→ Directions for this task: Extract the complete listing and output it unchanged.

→ Stored rows:
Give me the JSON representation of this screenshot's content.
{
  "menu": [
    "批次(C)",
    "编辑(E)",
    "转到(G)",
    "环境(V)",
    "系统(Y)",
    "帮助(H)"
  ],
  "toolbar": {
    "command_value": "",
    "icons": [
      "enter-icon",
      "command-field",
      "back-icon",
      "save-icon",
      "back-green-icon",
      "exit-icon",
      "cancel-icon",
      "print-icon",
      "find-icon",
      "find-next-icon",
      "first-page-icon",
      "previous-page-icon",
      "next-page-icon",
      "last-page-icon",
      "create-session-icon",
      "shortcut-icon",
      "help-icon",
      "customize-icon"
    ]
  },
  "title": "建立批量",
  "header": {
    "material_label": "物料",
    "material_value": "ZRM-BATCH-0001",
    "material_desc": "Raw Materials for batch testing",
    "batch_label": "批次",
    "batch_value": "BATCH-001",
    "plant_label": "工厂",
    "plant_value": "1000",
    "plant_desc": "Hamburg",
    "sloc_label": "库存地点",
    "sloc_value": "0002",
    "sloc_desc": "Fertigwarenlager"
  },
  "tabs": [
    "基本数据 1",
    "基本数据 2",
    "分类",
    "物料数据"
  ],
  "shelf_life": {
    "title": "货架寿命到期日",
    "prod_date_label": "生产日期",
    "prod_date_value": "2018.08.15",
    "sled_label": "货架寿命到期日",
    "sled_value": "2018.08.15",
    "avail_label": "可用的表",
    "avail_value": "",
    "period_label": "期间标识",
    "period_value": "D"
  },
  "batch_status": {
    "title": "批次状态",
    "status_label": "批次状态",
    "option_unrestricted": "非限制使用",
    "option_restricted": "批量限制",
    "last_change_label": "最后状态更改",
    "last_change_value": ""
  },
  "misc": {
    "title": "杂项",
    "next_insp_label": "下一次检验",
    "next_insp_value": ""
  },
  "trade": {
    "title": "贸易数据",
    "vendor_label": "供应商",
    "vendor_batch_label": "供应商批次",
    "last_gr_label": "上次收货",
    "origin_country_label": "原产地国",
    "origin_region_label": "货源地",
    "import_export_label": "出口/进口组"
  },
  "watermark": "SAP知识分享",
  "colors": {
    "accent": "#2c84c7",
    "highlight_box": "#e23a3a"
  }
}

→ Response to this exercise:
Give me the JSON representation of this screenshot's content.
{
  "menu": [
    "批次(C)",
    "编辑(E)",
    "转到(G)",
    "环境(V)",
    "系统(Y)",
    "帮助(H)"
  ],
  "toolbar": {
    "command_value": "",
    "icons": [
      "enter-icon",
      "command-field",
      "back-icon",
      "save-icon",
      "back-green-icon",
      "exit-icon",
      "cancel-icon",
      "print-icon",
      "find-icon",
      "find-next-icon",
      "first-page-icon",
      "previous-page-icon",
      "next-page-icon",
      "last-page-icon",
      "create-session-icon",
      "shortcut-icon",
      "help-icon",
      "customize-icon"
    ]
  },
  "title": "建立批量",
  "header": {
    "material_label": "物料",
    "material_value": "ZRM-BATCH-0001",
    "material_desc": "Raw Materials for batch testing",
    "batch_label": "批次",
    "batch_value": "BATCH-001",
    "plant_label": "工厂",
    "plant_value": "1000",
    "plant_desc": "Hamburg",
    "sloc_label": "库存地点",
    "sloc_value": "0002",
    "sloc_desc": "Fertigwarenlager"
  },
  "tabs": [
    "基本数据 1",
    "基本数据 2",
    "分类",
    "物料数据"
  ],
  "shelf_life": {
    "title": "货架寿命到期日",
    "prod_date_label": "生产日期",
    "prod_date_value": "2018.08.15",
    "sled_label": "货架寿命到期日",
    "sled_value": "2018.08.15",
    "avail_label": "可用的表",
    "avail_value": "",
    "period_label": "期间标识",
    "period_value": "D"
  },
  "batch_status": {
    "title": "批次状态",
    "status_label": "批次状态",
    "option_unrestricted": "非限制使用",
    "option_restricted": "批量限制",
    "last_change_label": "最后状态更改",
    "last_change_value": ""
  },
  "misc": {
    "title": "杂项",
    "next_insp_label": "下一次检验",
    "next_insp_value": ""
  },
  "trade": {
    "title": "贸易数据",
    "vendor_label": "供应商",
    "vendor_batch_label": "供应商批次",
    "last_gr_label": "上次收货",
    "origin_country_label": "原产地国",
    "origin_region_label": "货源地",
    "import_export_label": "出口/进口组"
  },
  "watermark": "SAP知识分享",
  "colors": {
    "accent": "#2c84c7",
    "highlight_box": "#e23a3a"
  }
}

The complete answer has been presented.